TASK:
Give every line of the data again, unchanged, but with no pictures.

Data items
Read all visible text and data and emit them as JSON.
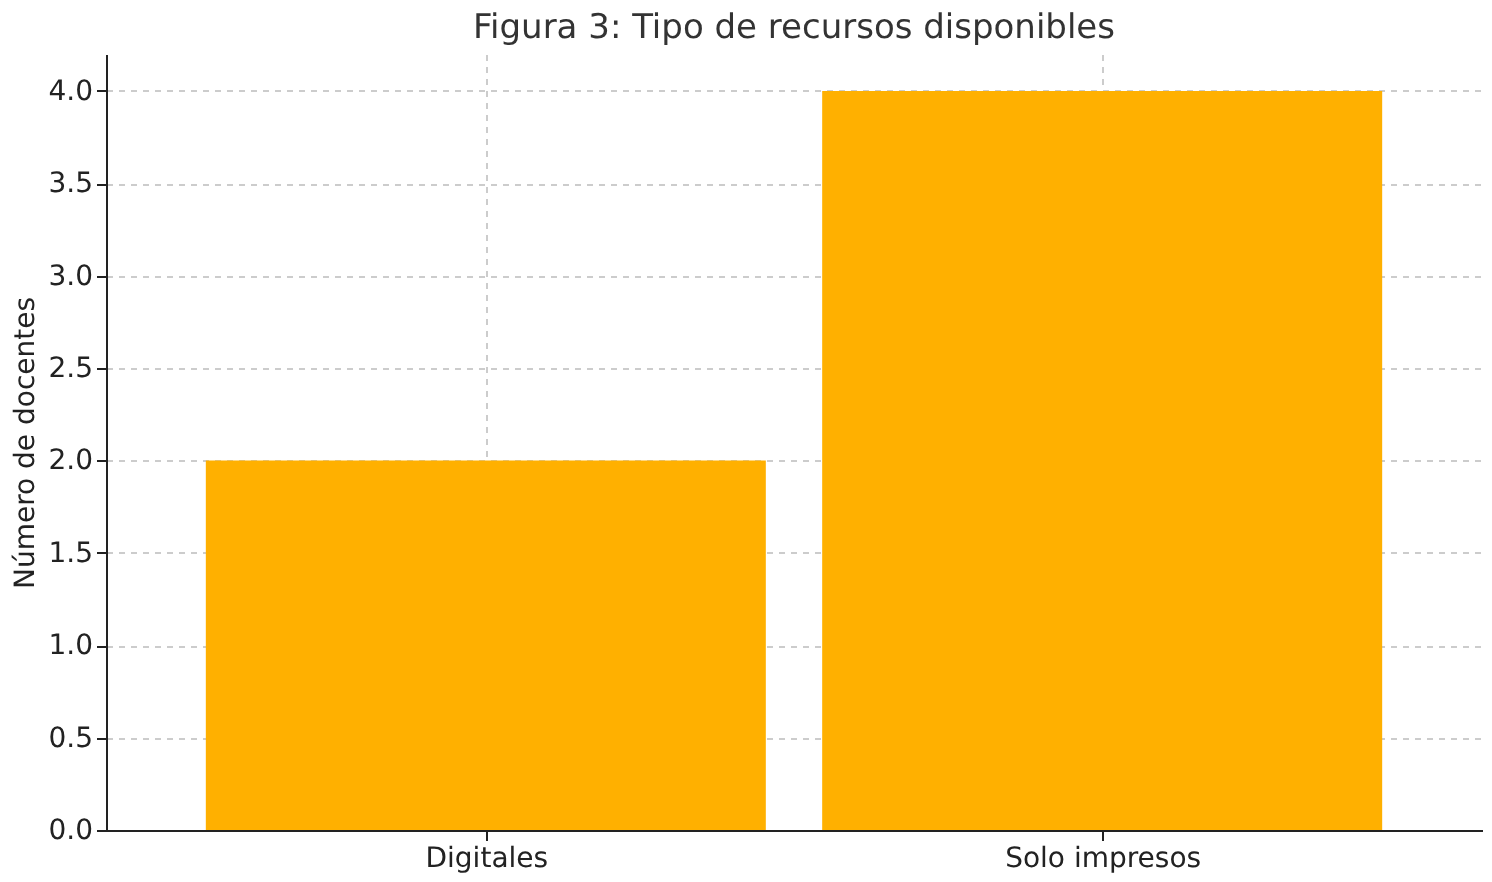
{
  "chart_data": {
    "type": "bar",
    "title": "Figura 3: Tipo de recursos disponibles",
    "ylabel": "Número de docentes",
    "categories": [
      "Digitales",
      "Solo impresos"
    ],
    "series": [
      {
        "color": "#ffb000",
        "values": [
          2,
          4
        ]
      }
    ],
    "ylim": [
      0,
      4.2
    ],
    "yticks": [
      {
        "value": 0,
        "label": "0.0"
      },
      {
        "value": 0.5,
        "label": "0.5"
      },
      {
        "value": 1,
        "label": "1.0"
      },
      {
        "value": 1.5,
        "label": "1.5"
      },
      {
        "value": 2,
        "label": "2.0"
      },
      {
        "value": 2.5,
        "label": "2.5"
      },
      {
        "value": 3,
        "label": "3.0"
      },
      {
        "value": 3.5,
        "label": "3.5"
      },
      {
        "value": 4,
        "label": "4.0"
      }
    ],
    "grid": true
  }
}
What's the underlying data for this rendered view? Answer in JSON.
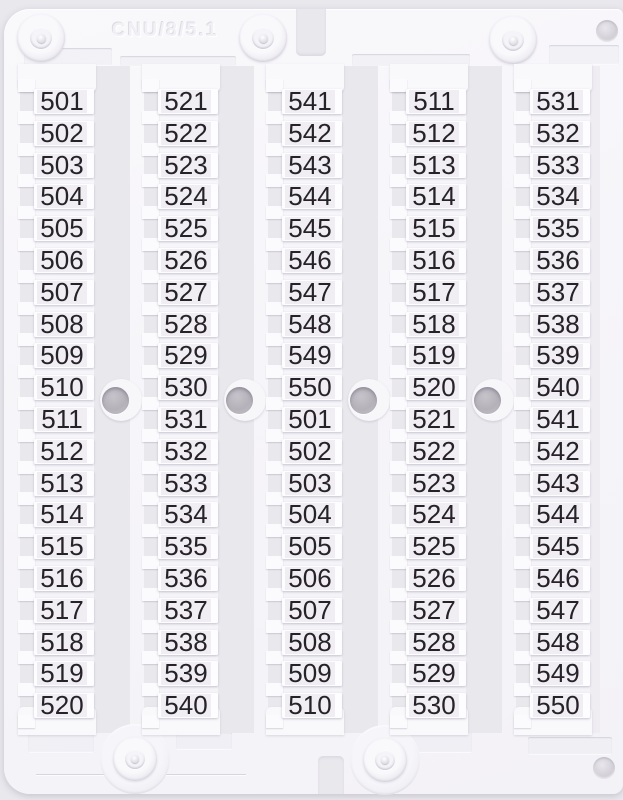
{
  "description": "Photo of a white plastic terminal-block marker card with five strips of snap-off numbered tags",
  "card": {
    "embossed_text": "CNU/8/5.1",
    "columns": [
      {
        "name": "column-1",
        "numbers": [
          "501",
          "502",
          "503",
          "504",
          "505",
          "506",
          "507",
          "508",
          "509",
          "510",
          "511",
          "512",
          "513",
          "514",
          "515",
          "516",
          "517",
          "518",
          "519",
          "520"
        ]
      },
      {
        "name": "column-2",
        "numbers": [
          "521",
          "522",
          "523",
          "524",
          "525",
          "526",
          "527",
          "528",
          "529",
          "530",
          "531",
          "532",
          "533",
          "534",
          "535",
          "536",
          "537",
          "538",
          "539",
          "540"
        ]
      },
      {
        "name": "column-3",
        "numbers": [
          "541",
          "542",
          "543",
          "544",
          "545",
          "546",
          "547",
          "548",
          "549",
          "550",
          "501",
          "502",
          "503",
          "504",
          "505",
          "506",
          "507",
          "508",
          "509",
          "510"
        ]
      },
      {
        "name": "column-4",
        "numbers": [
          "511",
          "512",
          "513",
          "514",
          "515",
          "516",
          "517",
          "518",
          "519",
          "520",
          "521",
          "522",
          "523",
          "524",
          "525",
          "526",
          "527",
          "528",
          "529",
          "530"
        ]
      },
      {
        "name": "column-5",
        "numbers": [
          "531",
          "532",
          "533",
          "534",
          "535",
          "536",
          "537",
          "538",
          "539",
          "540",
          "541",
          "542",
          "543",
          "544",
          "545",
          "546",
          "547",
          "548",
          "549",
          "550"
        ]
      }
    ]
  },
  "colors": {
    "page_background": "#e9e8ed",
    "card_plastic": "#f7f6f9",
    "tag_white": "#fdfcfe",
    "tag_label_gray": "#f0eef2",
    "number_text": "#272129",
    "hole_gray": "#b4b1b9"
  }
}
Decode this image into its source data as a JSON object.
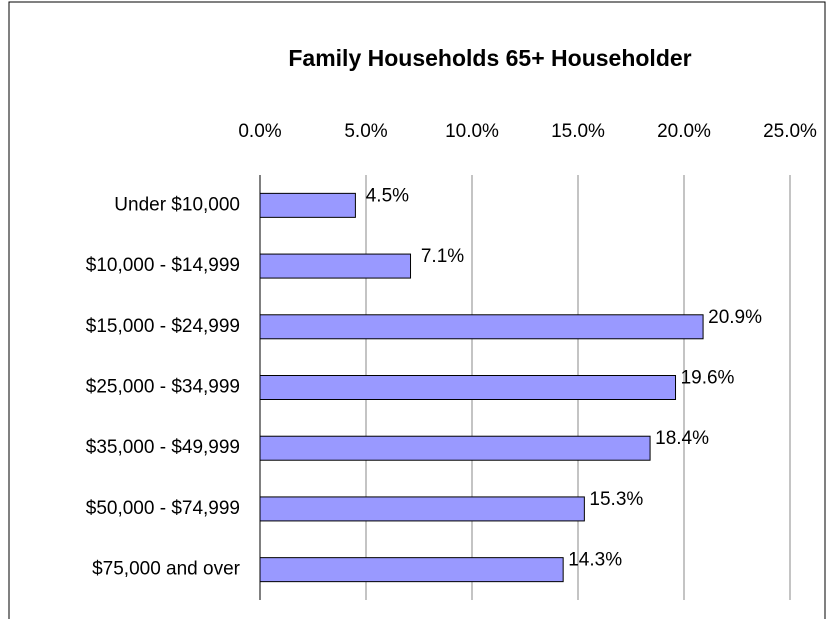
{
  "chart_data": {
    "type": "bar",
    "orientation": "horizontal",
    "title": "Family Households 65+ Householder",
    "categories": [
      "Under $10,000",
      "$10,000 - $14,999",
      "$15,000 - $24,999",
      "$25,000 - $34,999",
      "$35,000 - $49,999",
      "$50,000 - $74,999",
      "$75,000 and over"
    ],
    "values": [
      4.5,
      7.1,
      20.9,
      19.6,
      18.4,
      15.3,
      14.3
    ],
    "value_labels": [
      "4.5%",
      "7.1%",
      "20.9%",
      "19.6%",
      "18.4%",
      "15.3%",
      "14.3%"
    ],
    "color": "#9999ff",
    "xlim": [
      0,
      25
    ],
    "xticks": [
      {
        "value": 0,
        "label": "0.0%"
      },
      {
        "value": 5,
        "label": "5.0%"
      },
      {
        "value": 10,
        "label": "10.0%"
      },
      {
        "value": 15,
        "label": "15.0%"
      },
      {
        "value": 20,
        "label": "20.0%"
      },
      {
        "value": 25,
        "label": "25.0%"
      }
    ],
    "grid": true
  }
}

IN RESPONSE:
Read all visible text and data and emit them as JSON.
{
  "chart_data": {
    "type": "bar",
    "title": "Figura 3: Tipo de recursos disponibles",
    "ylabel": "Número de docentes",
    "categories": [
      "Digitales",
      "Solo impresos"
    ],
    "series": [
      {
        "color": "#ffb000",
        "values": [
          2,
          4
        ]
      }
    ],
    "ylim": [
      0,
      4.2
    ],
    "yticks": [
      {
        "value": 0,
        "label": "0.0"
      },
      {
        "value": 0.5,
        "label": "0.5"
      },
      {
        "value": 1,
        "label": "1.0"
      },
      {
        "value": 1.5,
        "label": "1.5"
      },
      {
        "value": 2,
        "label": "2.0"
      },
      {
        "value": 2.5,
        "label": "2.5"
      },
      {
        "value": 3,
        "label": "3.0"
      },
      {
        "value": 3.5,
        "label": "3.5"
      },
      {
        "value": 4,
        "label": "4.0"
      }
    ],
    "grid": true
  }
}
What's the underlying data for this rendered view? Answer in JSON.
{
  "description": "Photo of a white plastic terminal-block marker card with five strips of snap-off numbered tags",
  "card": {
    "embossed_text": "CNU/8/5.1",
    "columns": [
      {
        "name": "column-1",
        "numbers": [
          "501",
          "502",
          "503",
          "504",
          "505",
          "506",
          "507",
          "508",
          "509",
          "510",
          "511",
          "512",
          "513",
          "514",
          "515",
          "516",
          "517",
          "518",
          "519",
          "520"
        ]
      },
      {
        "name": "column-2",
        "numbers": [
          "521",
          "522",
          "523",
          "524",
          "525",
          "526",
          "527",
          "528",
          "529",
          "530",
          "531",
          "532",
          "533",
          "534",
          "535",
          "536",
          "537",
          "538",
          "539",
          "540"
        ]
      },
      {
        "name": "column-3",
        "numbers": [
          "541",
          "542",
          "543",
          "544",
          "545",
          "546",
          "547",
          "548",
          "549",
          "550",
          "501",
          "502",
          "503",
          "504",
          "505",
          "506",
          "507",
          "508",
          "509",
          "510"
        ]
      },
      {
        "name": "column-4",
        "numbers": [
          "511",
          "512",
          "513",
          "514",
          "515",
          "516",
          "517",
          "518",
          "519",
          "520",
          "521",
          "522",
          "523",
          "524",
          "525",
          "526",
          "527",
          "528",
          "529",
          "530"
        ]
      },
      {
        "name": "column-5",
        "numbers": [
          "531",
          "532",
          "533",
          "534",
          "535",
          "536",
          "537",
          "538",
          "539",
          "540",
          "541",
          "542",
          "543",
          "544",
          "545",
          "546",
          "547",
          "548",
          "549",
          "550"
        ]
      }
    ]
  },
  "colors": {
    "page_background": "#e9e8ed",
    "card_plastic": "#f7f6f9",
    "tag_white": "#fdfcfe",
    "tag_label_gray": "#f0eef2",
    "number_text": "#272129",
    "hole_gray": "#b4b1b9"
  }
}
Decode this image into its source data as a JSON object.
{
  "chart_data": {
    "type": "bar",
    "orientation": "horizontal",
    "title": "Family Households 65+ Householder",
    "categories": [
      "Under $10,000",
      "$10,000 - $14,999",
      "$15,000 - $24,999",
      "$25,000 - $34,999",
      "$35,000 - $49,999",
      "$50,000 - $74,999",
      "$75,000 and over"
    ],
    "values": [
      4.5,
      7.1,
      20.9,
      19.6,
      18.4,
      15.3,
      14.3
    ],
    "value_labels": [
      "4.5%",
      "7.1%",
      "20.9%",
      "19.6%",
      "18.4%",
      "15.3%",
      "14.3%"
    ],
    "color": "#9999ff",
    "xlim": [
      0,
      25
    ],
    "xticks": [
      {
        "value": 0,
        "label": "0.0%"
      },
      {
        "value": 5,
        "label": "5.0%"
      },
      {
        "value": 10,
        "label": "10.0%"
      },
      {
        "value": 15,
        "label": "15.0%"
      },
      {
        "value": 20,
        "label": "20.0%"
      },
      {
        "value": 25,
        "label": "25.0%"
      }
    ],
    "grid": true
  }
}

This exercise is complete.